#### Work to do
Copy each line containing the word "expectation" from the records that follow, please.
▼
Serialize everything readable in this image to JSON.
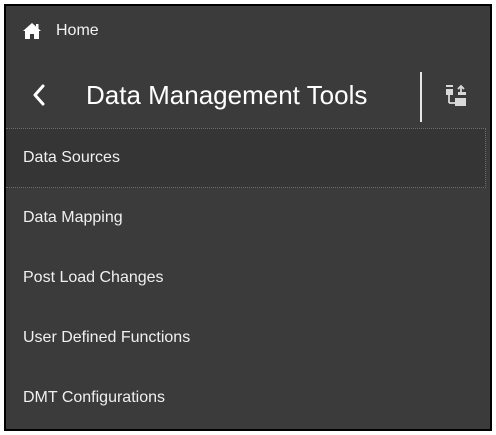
{
  "nav": {
    "home_label": "Home",
    "home_icon": "home-icon"
  },
  "header": {
    "back_icon": "chevron-left-icon",
    "title": "Data Management Tools",
    "tree_icon": "tree-view-icon"
  },
  "menu": {
    "items": [
      {
        "label": "Data Sources",
        "selected": true
      },
      {
        "label": "Data Mapping",
        "selected": false
      },
      {
        "label": "Post Load Changes",
        "selected": false
      },
      {
        "label": "User Defined Functions",
        "selected": false
      },
      {
        "label": "DMT Configurations",
        "selected": false
      }
    ]
  },
  "colors": {
    "panel_background": "#3b3b3b",
    "text": "#ffffff",
    "divider": "#e6e6e6"
  }
}
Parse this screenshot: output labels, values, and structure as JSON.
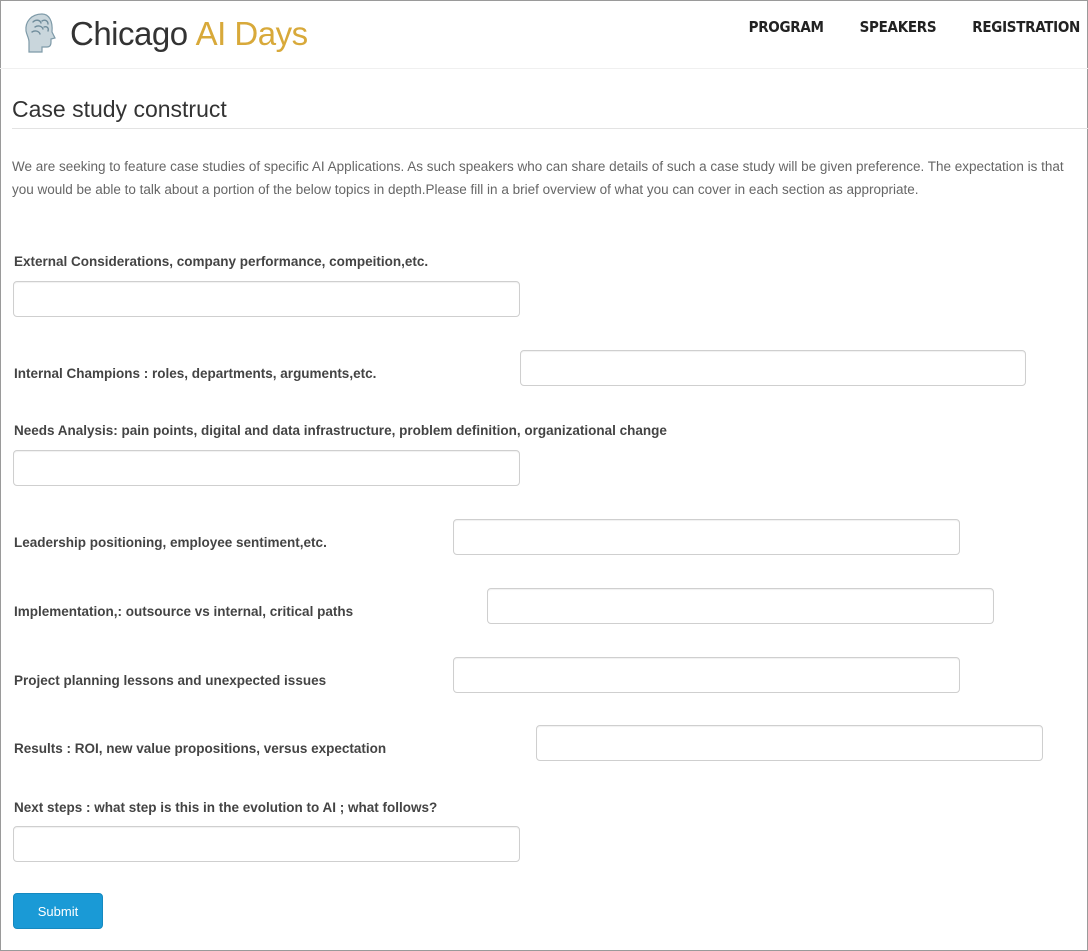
{
  "header": {
    "logo_word1": "Chicago",
    "logo_word2": "AI Days",
    "nav": [
      "PROGRAM",
      "SPEAKERS",
      "REGISTRATION"
    ]
  },
  "page": {
    "title": "Case study construct",
    "intro": "We are seeking to feature case studies of specific AI Applications. As such speakers who can share details of such a case study will be given preference. The expectation is that you would be able to talk about a portion of the below topics in depth.Please fill in a brief overview of what you can cover in each section as appropriate."
  },
  "fields": [
    {
      "label": "External Considerations, company performance, compeition,etc.",
      "value": ""
    },
    {
      "label": "Internal Champions : roles, departments, arguments,etc.",
      "value": ""
    },
    {
      "label": "Needs Analysis: pain points, digital and data infrastructure, problem definition, organizational change",
      "value": ""
    },
    {
      "label": "Leadership positioning, employee sentiment,etc.",
      "value": ""
    },
    {
      "label": "Implementation,: outsource vs internal, critical paths",
      "value": ""
    },
    {
      "label": "Project planning lessons and unexpected issues",
      "value": ""
    },
    {
      "label": "Results : ROI, new value propositions, versus expectation",
      "value": ""
    },
    {
      "label": "Next steps : what step is this in the evolution to AI ; what follows?",
      "value": ""
    }
  ],
  "form": {
    "submit_label": "Submit"
  },
  "colors": {
    "brand_gold": "#d8a93a",
    "submit_blue": "#1a9ad6"
  }
}
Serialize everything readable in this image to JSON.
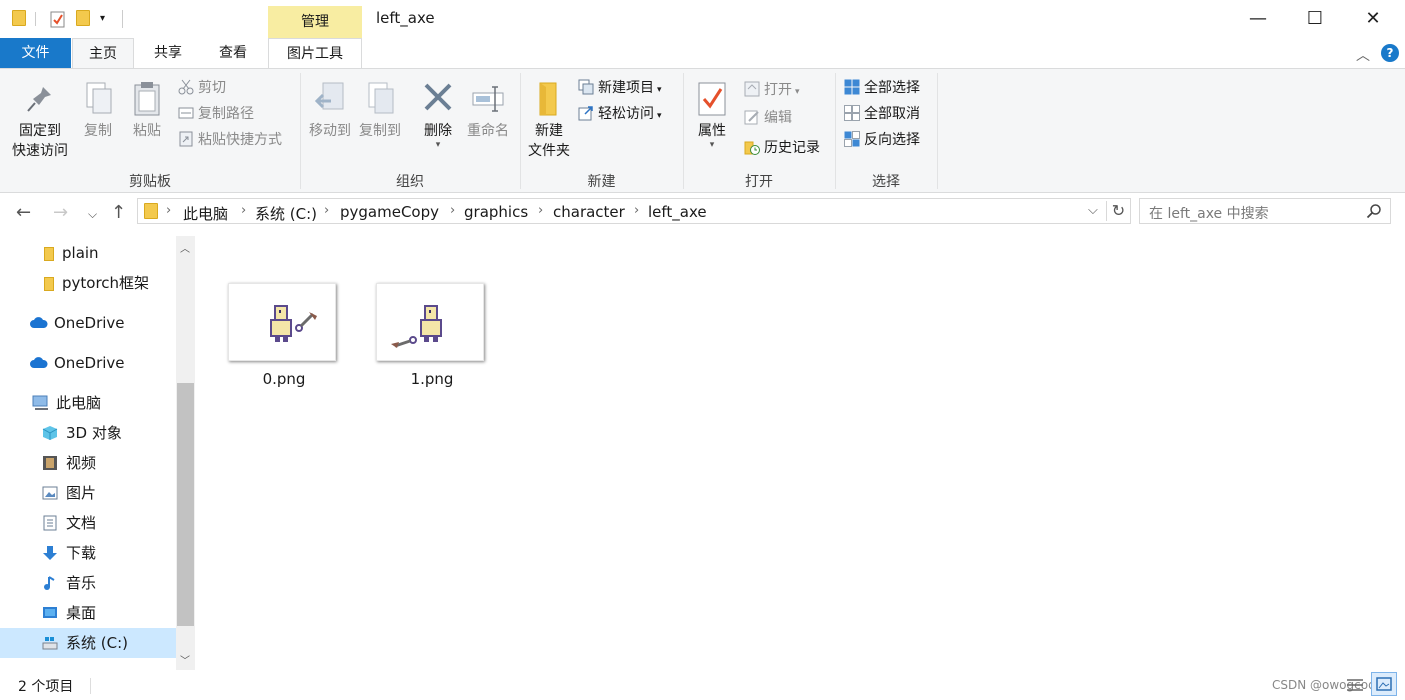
{
  "window": {
    "title": "left_axe",
    "context_tab": "管理",
    "minimize": "—",
    "maximize": "☐",
    "close": "✕"
  },
  "tabs": {
    "file": "文件",
    "home": "主页",
    "share": "共享",
    "view": "查看",
    "picture_tools": "图片工具"
  },
  "ribbon": {
    "clipboard": {
      "group": "剪贴板",
      "pin_line1": "固定到",
      "pin_line2": "快速访问",
      "copy": "复制",
      "paste": "粘贴",
      "cut": "剪切",
      "copy_path": "复制路径",
      "paste_shortcut": "粘贴快捷方式"
    },
    "organize": {
      "group": "组织",
      "move_to": "移动到",
      "copy_to": "复制到",
      "delete": "删除",
      "rename": "重命名"
    },
    "new": {
      "group": "新建",
      "new_folder_line1": "新建",
      "new_folder_line2": "文件夹",
      "new_item": "新建项目",
      "easy_access": "轻松访问"
    },
    "open": {
      "group": "打开",
      "properties": "属性",
      "open": "打开",
      "edit": "编辑",
      "history": "历史记录"
    },
    "select": {
      "group": "选择",
      "select_all": "全部选择",
      "select_none": "全部取消",
      "invert": "反向选择"
    }
  },
  "address": {
    "crumbs": [
      "此电脑",
      "系统 (C:)",
      "pygameCopy",
      "graphics",
      "character",
      "left_axe"
    ],
    "search_placeholder": "在 left_axe 中搜索"
  },
  "nav_pane": {
    "items": [
      "plain",
      "pytorch框架",
      "OneDrive",
      "OneDrive",
      "此电脑",
      "3D 对象",
      "视频",
      "图片",
      "文档",
      "下载",
      "音乐",
      "桌面",
      "系统 (C:)"
    ]
  },
  "files": [
    {
      "name": "0.png"
    },
    {
      "name": "1.png"
    }
  ],
  "status": {
    "count": "2 个项目",
    "watermark": "CSDN @owogcode"
  },
  "colors": {
    "accent": "#1979ca",
    "context_tab": "#f8eda2",
    "folder": "#f3c94d",
    "selected": "#cce8ff"
  }
}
▲
#### Exercise answer
    "intro": "We are seeking to feature case studies of specific AI Applications. As such speakers who can share details of such a case study will be given preference. The expectation is that you would be able to talk about a portion of the below topics in depth.Please fill in a brief overview of what you can cover in each section as appropriate."
      "label": "Results : ROI, new value propositions, versus expectation",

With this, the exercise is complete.